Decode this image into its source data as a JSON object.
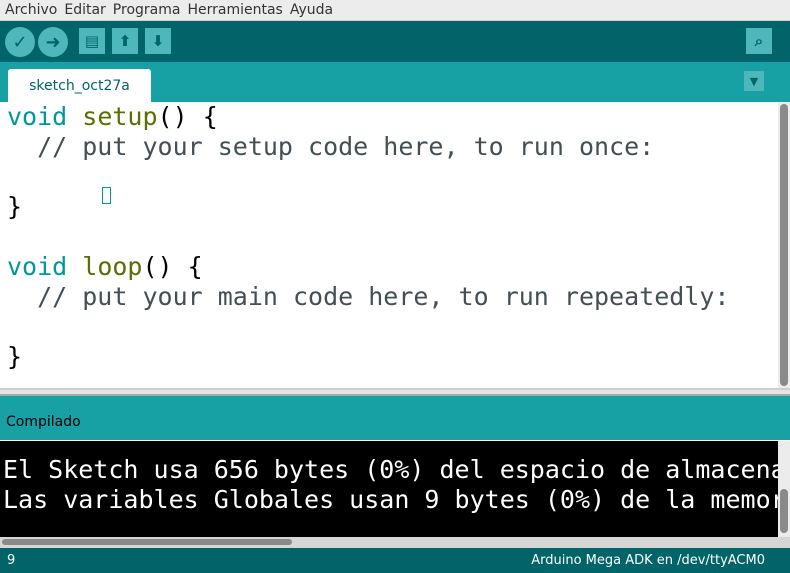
{
  "menu": [
    "Archivo",
    "Editar",
    "Programa",
    "Herramientas",
    "Ayuda"
  ],
  "toolbar": {
    "verify": "✓",
    "upload": "➜",
    "new": "▤",
    "open": "⬆",
    "save": "⬇",
    "serial": "⌕"
  },
  "tab": {
    "label": "sketch_oct27a",
    "menu_arrow": "▼"
  },
  "editor": {
    "l1_kw": "void",
    "l1_fn": "setup",
    "l1_rest": "() {",
    "l2": "  // put your setup code here, to run once:",
    "l4": "}",
    "l6_kw": "void",
    "l6_fn": "loop",
    "l6_rest": "() {",
    "l7": "  // put your main code here, to run repeatedly:",
    "l9": "}"
  },
  "console": {
    "status": "Compilado",
    "lines": [
      "El Sketch usa 656 bytes (0%) del espacio de almacena",
      "Las variables Globales usan 9 bytes (0%) de la memor"
    ]
  },
  "statusbar": {
    "line": "9",
    "board": "Arduino Mega ADK en /dev/ttyACM0"
  }
}
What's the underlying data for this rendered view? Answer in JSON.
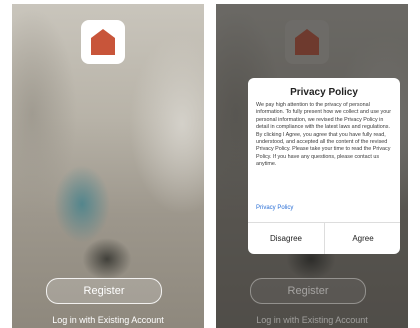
{
  "left_screen": {
    "register_label": "Register",
    "login_label": "Log in with Existing Account"
  },
  "right_screen": {
    "register_label": "Register",
    "login_label": "Log in with Existing Account",
    "dialog": {
      "title": "Privacy Policy",
      "body": "We pay high attention to the privacy of personal information. To fully present how we collect and use your personal information, we revised the Privacy Policy in detail in compliance with the latest laws and regulations. By clicking I Agree, you agree that you have fully read, understood, and accepted all the content of the revised Privacy Policy. Please take your time to read the Privacy Policy. If you have any questions, please contact us anytime.",
      "link": "Privacy Policy",
      "disagree_label": "Disagree",
      "agree_label": "Agree"
    }
  },
  "icons": {
    "app": "house-icon"
  },
  "colors": {
    "accent_icon": "#c8553a",
    "link": "#2a6fd6"
  }
}
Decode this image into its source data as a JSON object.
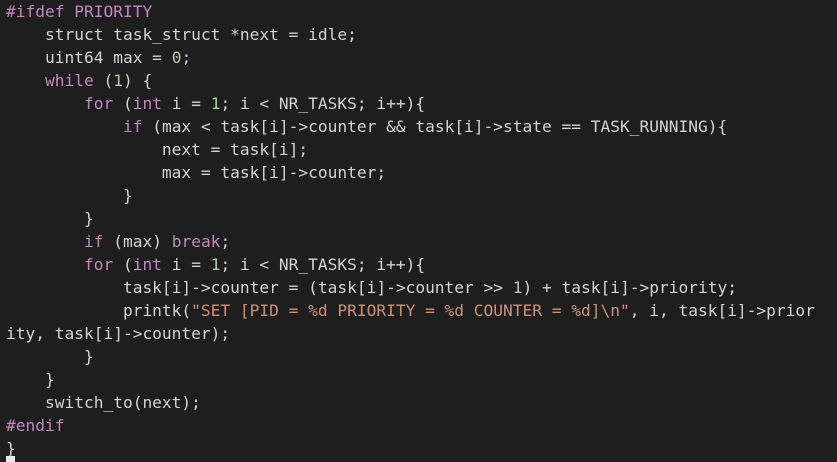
{
  "editor": {
    "theme": {
      "background": "#1e1e1e",
      "foreground": "#d4d4d4",
      "keyword": "#c586c0",
      "number": "#b5cea8",
      "string": "#ce9178"
    },
    "lines": [
      [
        {
          "t": "#ifdef PRIORITY",
          "c": "pp"
        }
      ],
      [
        {
          "t": "    struct task_struct *next = idle;",
          "c": ""
        }
      ],
      [
        {
          "t": "    uint64 max = ",
          "c": ""
        },
        {
          "t": "0",
          "c": "num"
        },
        {
          "t": ";",
          "c": ""
        }
      ],
      [
        {
          "t": "    ",
          "c": ""
        },
        {
          "t": "while",
          "c": "kw"
        },
        {
          "t": " (",
          "c": ""
        },
        {
          "t": "1",
          "c": "num"
        },
        {
          "t": ") {",
          "c": ""
        }
      ],
      [
        {
          "t": "        ",
          "c": ""
        },
        {
          "t": "for",
          "c": "kw"
        },
        {
          "t": " (",
          "c": ""
        },
        {
          "t": "int",
          "c": "kw"
        },
        {
          "t": " i = ",
          "c": ""
        },
        {
          "t": "1",
          "c": "num"
        },
        {
          "t": "; i < NR_TASKS; i++){",
          "c": ""
        }
      ],
      [
        {
          "t": "            ",
          "c": ""
        },
        {
          "t": "if",
          "c": "kw"
        },
        {
          "t": " (max < task[i]->counter && task[i]->state == TASK_RUNNING){",
          "c": ""
        }
      ],
      [
        {
          "t": "                next = task[i];",
          "c": ""
        }
      ],
      [
        {
          "t": "                max = task[i]->counter;",
          "c": ""
        }
      ],
      [
        {
          "t": "            }",
          "c": ""
        }
      ],
      [
        {
          "t": "        }",
          "c": ""
        }
      ],
      [
        {
          "t": "        ",
          "c": ""
        },
        {
          "t": "if",
          "c": "kw"
        },
        {
          "t": " (max) ",
          "c": ""
        },
        {
          "t": "break",
          "c": "kw"
        },
        {
          "t": ";",
          "c": ""
        }
      ],
      [
        {
          "t": "        ",
          "c": ""
        },
        {
          "t": "for",
          "c": "kw"
        },
        {
          "t": " (",
          "c": ""
        },
        {
          "t": "int",
          "c": "kw"
        },
        {
          "t": " i = ",
          "c": ""
        },
        {
          "t": "1",
          "c": "num"
        },
        {
          "t": "; i < NR_TASKS; i++){",
          "c": ""
        }
      ],
      [
        {
          "t": "            task[i]->counter = (task[i]->counter >> ",
          "c": ""
        },
        {
          "t": "1",
          "c": "num"
        },
        {
          "t": ") + task[i]->priority;",
          "c": ""
        }
      ],
      [
        {
          "t": "            printk(",
          "c": ""
        },
        {
          "t": "\"SET [PID = %d PRIORITY = %d COUNTER = %d]\\n\"",
          "c": "str"
        },
        {
          "t": ", i, task[i]->prior",
          "c": ""
        }
      ],
      [
        {
          "t": "ity, task[i]->counter);",
          "c": ""
        }
      ],
      [
        {
          "t": "        }",
          "c": ""
        }
      ],
      [
        {
          "t": "    }",
          "c": ""
        }
      ],
      [
        {
          "t": "    switch_to(next);",
          "c": ""
        }
      ],
      [
        {
          "t": "#endif",
          "c": "pp"
        }
      ],
      [
        {
          "t": "}",
          "c": ""
        }
      ]
    ]
  }
}
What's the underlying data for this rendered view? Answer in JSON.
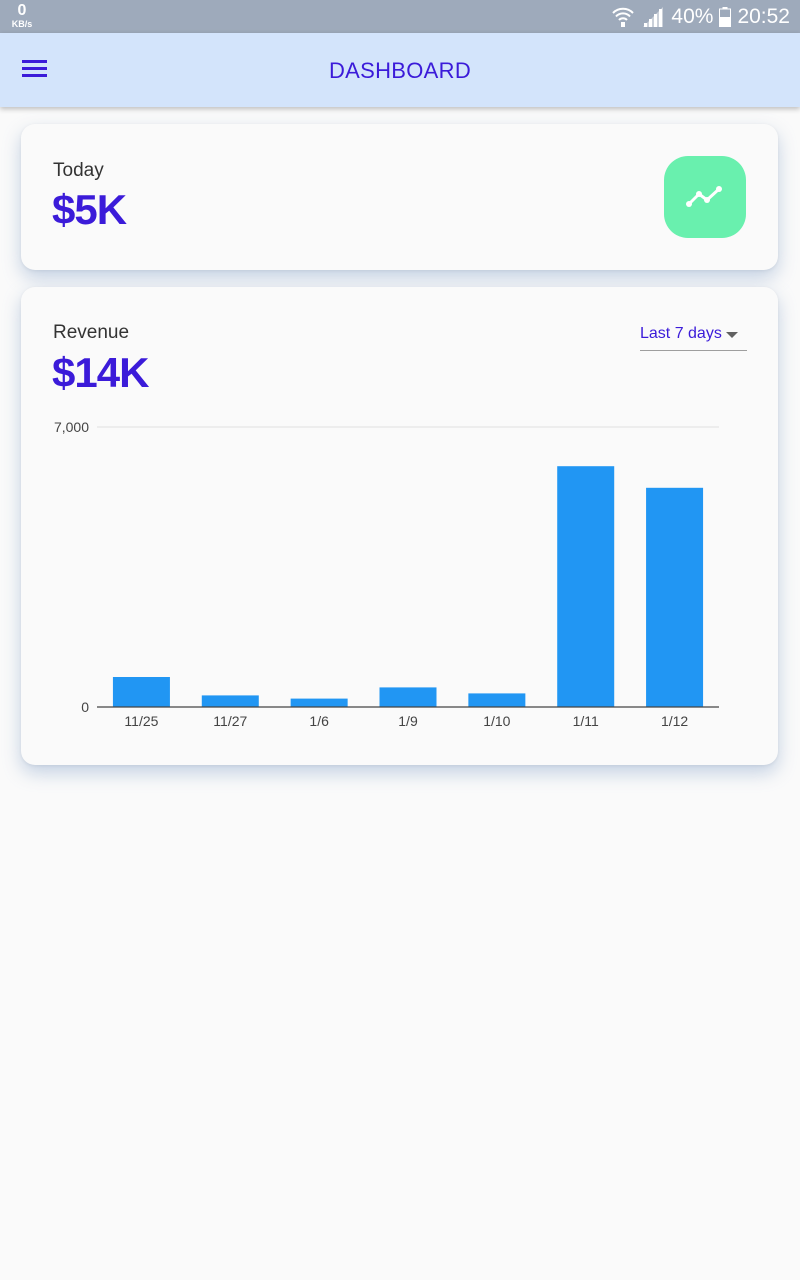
{
  "status_bar": {
    "speed_value": "0",
    "speed_unit": "KB/s",
    "battery": "40%",
    "time": "20:52"
  },
  "app_bar": {
    "title": "DASHBOARD",
    "menu_icon": "hamburger-menu-icon"
  },
  "today_card": {
    "label": "Today",
    "value": "$5K",
    "icon": "trending-line-icon",
    "icon_bg_color": "#69f0ae"
  },
  "revenue_card": {
    "label": "Revenue",
    "value": "$14K",
    "range_select": {
      "selected": "Last 7 days"
    }
  },
  "colors": {
    "accent": "#3b1bd9",
    "bar": "#2196f3",
    "appbar_bg": "#d3e4fb",
    "statusbar_bg": "#9eaabb"
  },
  "chart_data": {
    "type": "bar",
    "categories": [
      "11/25",
      "11/27",
      "1/6",
      "1/9",
      "1/10",
      "1/11",
      "1/12"
    ],
    "values": [
      750,
      290,
      210,
      490,
      340,
      6020,
      5480
    ],
    "y_tick_labels": [
      "0",
      "7,000"
    ],
    "ylim": [
      0,
      7000
    ],
    "grid": true
  }
}
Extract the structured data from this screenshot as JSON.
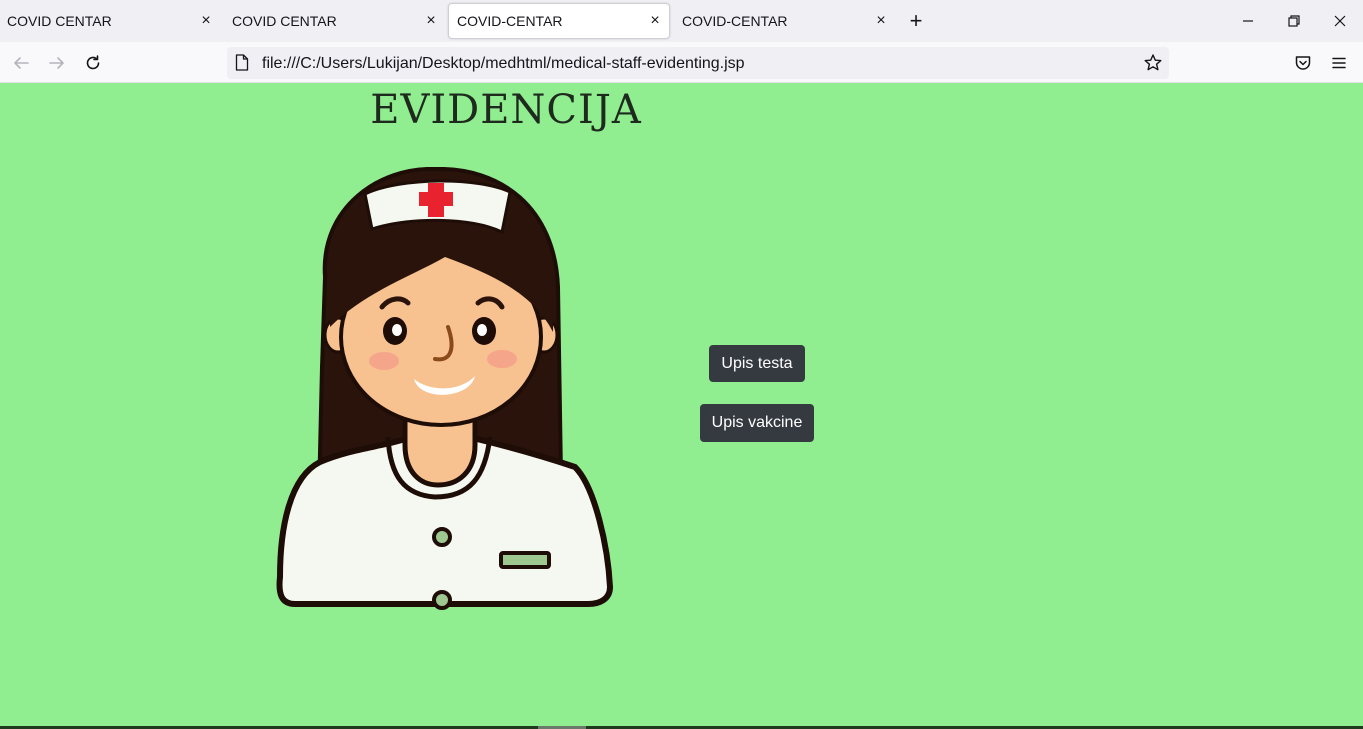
{
  "browser": {
    "tabs": [
      {
        "label": "COVID CENTAR",
        "active": false
      },
      {
        "label": "COVID CENTAR",
        "active": false
      },
      {
        "label": "COVID-CENTAR",
        "active": true
      },
      {
        "label": "COVID-CENTAR",
        "active": false
      }
    ],
    "tab_close_glyph": "×",
    "new_tab_glyph": "+",
    "url": "file:///C:/Users/Lukijan/Desktop/medhtml/medical-staff-evidenting.jsp",
    "icons": [
      "back-arrow-icon",
      "forward-arrow-icon",
      "reload-icon",
      "page-icon",
      "bookmark-star-icon",
      "pocket-icon",
      "menu-icon",
      "minimize-icon",
      "restore-icon",
      "close-window-icon"
    ]
  },
  "page": {
    "title": "EVIDENCIJA",
    "buttons": {
      "test_entry": "Upis testa",
      "vaccine_entry": "Upis vakcine"
    },
    "background_color": "#90ee90",
    "button_color": "#343a40",
    "image": "nurse-illustration"
  }
}
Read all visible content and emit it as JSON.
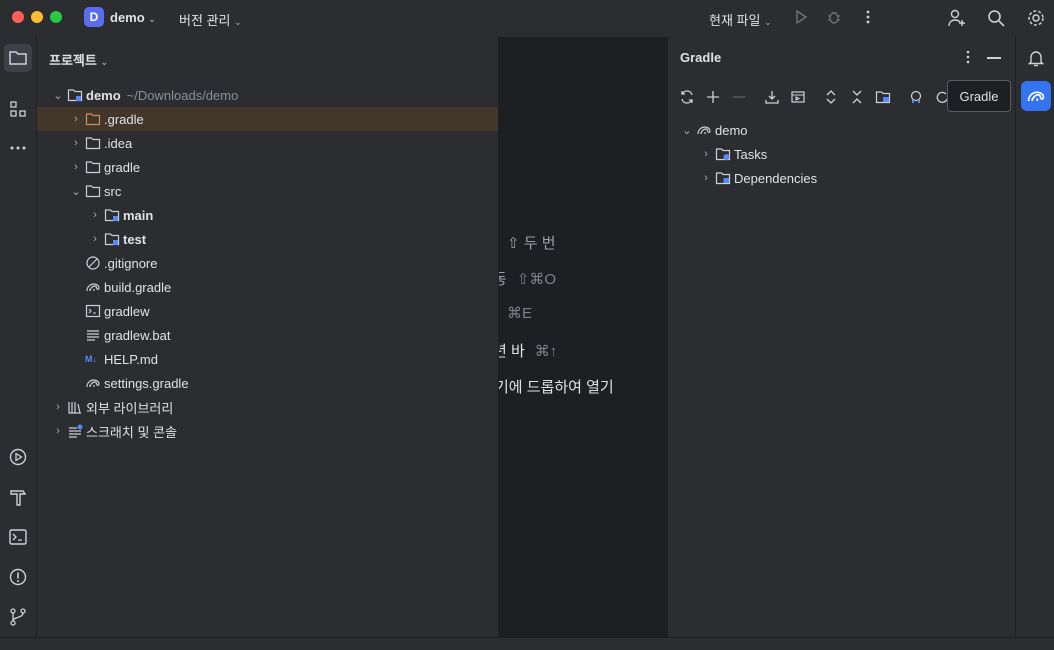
{
  "titlebar": {
    "project_initial": "D",
    "project_name": "demo",
    "vcs_label": "버전 관리",
    "run_config": "현재 파일"
  },
  "project_panel": {
    "title": "프로젝트",
    "root_name": "demo",
    "root_path": "~/Downloads/demo",
    "items": [
      {
        "label": ".gradle"
      },
      {
        "label": ".idea"
      },
      {
        "label": "gradle"
      },
      {
        "label": "src"
      },
      {
        "label": "main"
      },
      {
        "label": "test"
      },
      {
        "label": ".gitignore"
      },
      {
        "label": "build.gradle"
      },
      {
        "label": "gradlew"
      },
      {
        "label": "gradlew.bat"
      },
      {
        "label": "HELP.md"
      },
      {
        "label": "settings.gradle"
      },
      {
        "label": "외부 라이브러리"
      },
      {
        "label": "스크래치 및 콘솔"
      }
    ]
  },
  "editor_hints": [
    {
      "text": "⇧ 두 번",
      "kbd": ""
    },
    {
      "text": "동",
      "kbd": "⇧⌘O"
    },
    {
      "text": "",
      "kbd": "⌘E"
    },
    {
      "text": "년 바",
      "kbd": "⌘↑"
    },
    {
      "text": "기에 드롭하여 열기",
      "kbd": ""
    }
  ],
  "gradle_panel": {
    "title": "Gradle",
    "root": "demo",
    "children": [
      "Tasks",
      "Dependencies"
    ]
  },
  "tooltip": "Gradle",
  "colors": {
    "accent": "#5a6df0",
    "selection": "#43372c",
    "folder_orange": "#d08b5b",
    "module_blue": "#548af7"
  }
}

**EXERCISE BRIEF:** Output exactly the lines from the one containing "Read all visible content and emit it as JSON." through the last line of the records above, both included, leaving out any pictures.

**SOLUTION TO THIS EXERCISE:**
Read all visible content and emit it as JSON.
{
  "titlebar": {
    "project_initial": "D",
    "project_name": "demo",
    "vcs_label": "버전 관리",
    "run_config": "현재 파일"
  },
  "project_panel": {
    "title": "프로젝트",
    "root_name": "demo",
    "root_path": "~/Downloads/demo",
    "items": [
      {
        "label": ".gradle"
      },
      {
        "label": ".idea"
      },
      {
        "label": "gradle"
      },
      {
        "label": "src"
      },
      {
        "label": "main"
      },
      {
        "label": "test"
      },
      {
        "label": ".gitignore"
      },
      {
        "label": "build.gradle"
      },
      {
        "label": "gradlew"
      },
      {
        "label": "gradlew.bat"
      },
      {
        "label": "HELP.md"
      },
      {
        "label": "settings.gradle"
      },
      {
        "label": "외부 라이브러리"
      },
      {
        "label": "스크래치 및 콘솔"
      }
    ]
  },
  "editor_hints": [
    {
      "text": "⇧ 두 번",
      "kbd": ""
    },
    {
      "text": "동",
      "kbd": "⇧⌘O"
    },
    {
      "text": "",
      "kbd": "⌘E"
    },
    {
      "text": "년 바",
      "kbd": "⌘↑"
    },
    {
      "text": "기에 드롭하여 열기",
      "kbd": ""
    }
  ],
  "gradle_panel": {
    "title": "Gradle",
    "root": "demo",
    "children": [
      "Tasks",
      "Dependencies"
    ]
  },
  "tooltip": "Gradle",
  "colors": {
    "accent": "#5a6df0",
    "selection": "#43372c",
    "folder_orange": "#d08b5b",
    "module_blue": "#548af7"
  }
}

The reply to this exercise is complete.